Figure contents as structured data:

--- start ---

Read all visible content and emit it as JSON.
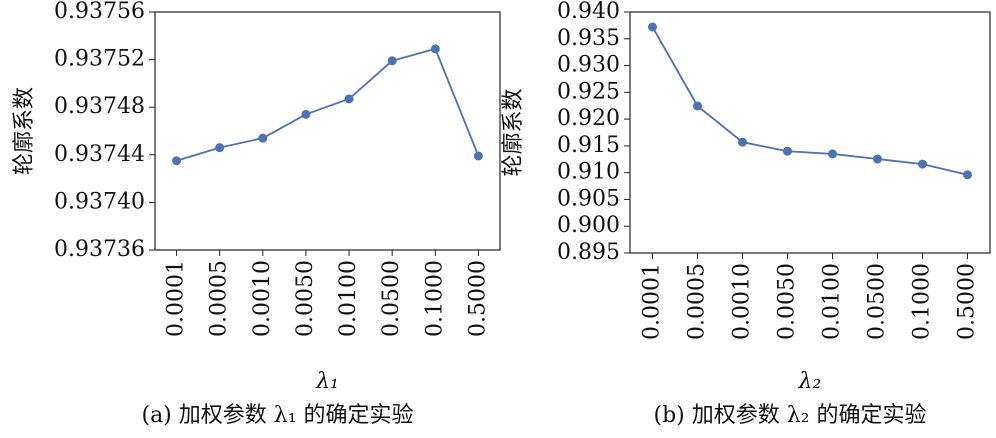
{
  "chart_data": [
    {
      "type": "line",
      "ylabel": "轮廓系数",
      "xlabel": "λ₁",
      "caption": "(a) 加权参数 λ₁ 的确定实验",
      "categories": [
        "0.0001",
        "0.0005",
        "0.0010",
        "0.0050",
        "0.0100",
        "0.0500",
        "0.1000",
        "0.5000"
      ],
      "values": [
        0.937435,
        0.937446,
        0.937454,
        0.937474,
        0.937487,
        0.937519,
        0.937529,
        0.937439
      ],
      "color": "#4c72b0",
      "ylim": [
        0.93736,
        0.93756
      ],
      "yticks": [
        0.93736,
        {
          "value": 0.9374,
          "label": "0.93740"
        },
        0.93744,
        0.93748,
        0.93752,
        0.93756
      ]
    },
    {
      "type": "line",
      "ylabel": "轮廓系数",
      "xlabel": "λ₂",
      "caption": "(b) 加权参数 λ₂ 的确定实验",
      "categories": [
        "0.0001",
        "0.0005",
        "0.0010",
        "0.0050",
        "0.0100",
        "0.0500",
        "0.1000",
        "0.5000"
      ],
      "values": [
        0.9372,
        0.92245,
        0.9157,
        0.914,
        0.9135,
        0.91255,
        0.9116,
        0.9096
      ],
      "color": "#4c72b0",
      "ylim": [
        0.895,
        0.94
      ],
      "yticks": [
        0.895,
        {
          "value": 0.9,
          "label": "0.900"
        },
        0.905,
        {
          "value": 0.91,
          "label": "0.910"
        },
        0.915,
        {
          "value": 0.92,
          "label": "0.920"
        },
        0.925,
        {
          "value": 0.93,
          "label": "0.930"
        },
        0.935,
        {
          "value": 0.94,
          "label": "0.940"
        }
      ]
    }
  ]
}
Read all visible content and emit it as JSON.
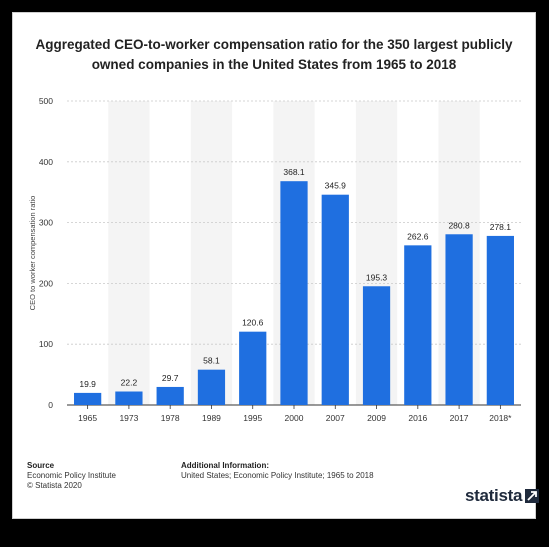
{
  "chart_data": {
    "type": "bar",
    "title": "Aggregated CEO-to-worker compensation ratio for the 350 largest publicly owned companies in the United States from 1965 to 2018",
    "xlabel": "",
    "ylabel": "CEO to worker compensation ratio",
    "categories": [
      "1965",
      "1973",
      "1978",
      "1989",
      "1995",
      "2000",
      "2007",
      "2009",
      "2016",
      "2017",
      "2018*"
    ],
    "values": [
      19.9,
      22.2,
      29.7,
      58.1,
      120.6,
      368.1,
      345.9,
      195.3,
      262.6,
      280.8,
      278.1
    ],
    "value_labels": [
      "19.9",
      "22.2",
      "29.7",
      "58.1",
      "120.6",
      "368.1",
      "345.9",
      "195.3",
      "262.6",
      "280.8",
      "278.1"
    ],
    "ylim": [
      0,
      500
    ],
    "yticks": [
      0,
      100,
      200,
      300,
      400,
      500
    ],
    "grid": true,
    "bar_color": "#1f6fe0"
  },
  "footer": {
    "source_label": "Source",
    "source_lines": [
      "Economic Policy Institute",
      "© Statista 2020"
    ],
    "info_label": "Additional Information:",
    "info_text": "United States; Economic Policy Institute; 1965 to 2018"
  },
  "logo": {
    "text": "statista",
    "icon": "statista-arrow-icon"
  }
}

--- end ---

### What you are asked to do
Search the listing above for the string "worker". Copy every line that contains it.

### Result
    "title": "Aggregated CEO-to-worker compensation ratio for the 350 largest publicly owned companies in the United States from 1965 to 2018",
    "ylabel": "CEO to worker compensation ratio",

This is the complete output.